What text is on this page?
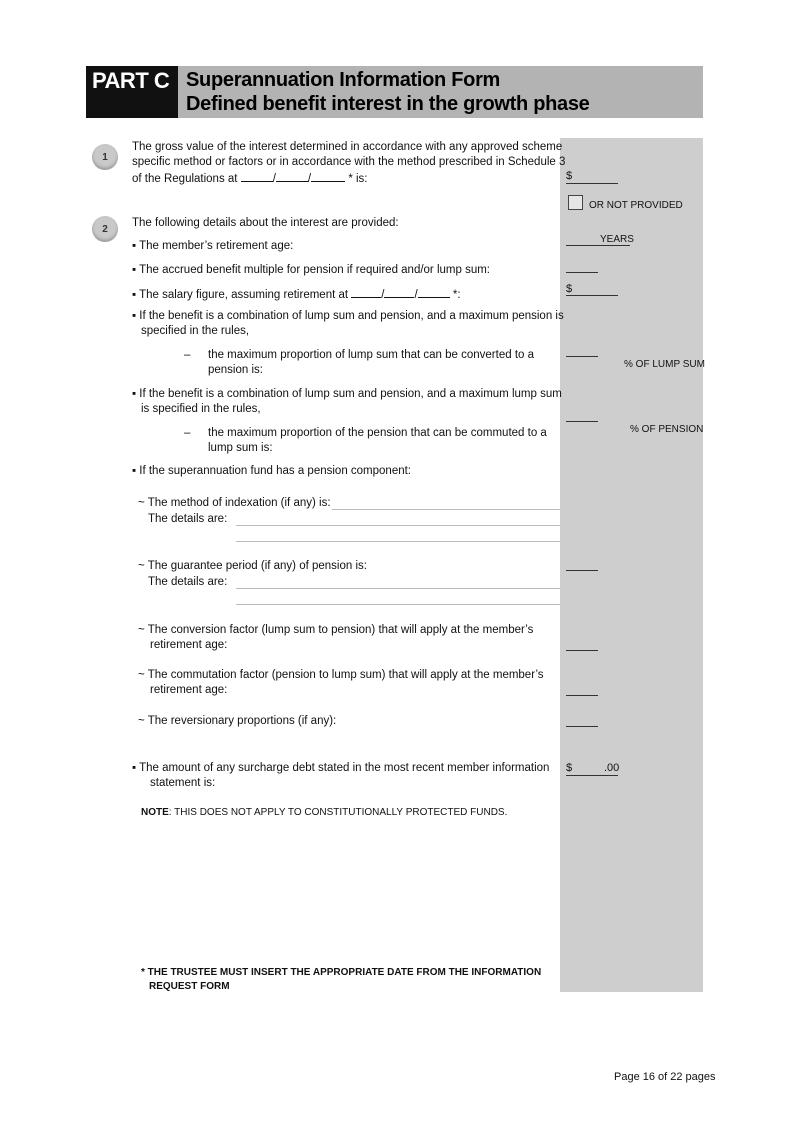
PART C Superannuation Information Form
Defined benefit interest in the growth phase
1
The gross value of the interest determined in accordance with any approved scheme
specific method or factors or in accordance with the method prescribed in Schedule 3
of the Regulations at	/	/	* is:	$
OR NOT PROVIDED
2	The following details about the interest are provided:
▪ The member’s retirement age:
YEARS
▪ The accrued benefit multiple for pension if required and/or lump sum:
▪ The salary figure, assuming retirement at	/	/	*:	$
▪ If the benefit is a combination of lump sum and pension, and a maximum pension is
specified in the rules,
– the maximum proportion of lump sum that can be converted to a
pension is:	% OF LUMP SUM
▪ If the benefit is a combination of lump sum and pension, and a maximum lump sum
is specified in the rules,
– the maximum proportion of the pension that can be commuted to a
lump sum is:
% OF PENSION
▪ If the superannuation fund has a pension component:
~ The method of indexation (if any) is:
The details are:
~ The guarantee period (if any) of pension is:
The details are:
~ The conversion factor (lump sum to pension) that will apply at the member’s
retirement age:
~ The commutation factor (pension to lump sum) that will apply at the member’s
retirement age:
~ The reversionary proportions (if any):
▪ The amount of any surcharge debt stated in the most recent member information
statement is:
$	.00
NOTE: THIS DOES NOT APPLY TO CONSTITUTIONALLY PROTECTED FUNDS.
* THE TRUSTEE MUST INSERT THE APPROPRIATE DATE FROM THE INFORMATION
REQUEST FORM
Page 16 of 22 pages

━━━━━━━━━━━━━━━━

Exercise task: Gather from the data above every line with the string "retirement".

The completed task:
▪ The member’s retirement age:
▪ The salary figure, assuming retirement at	/	/	*:	$
retirement age:
retirement age:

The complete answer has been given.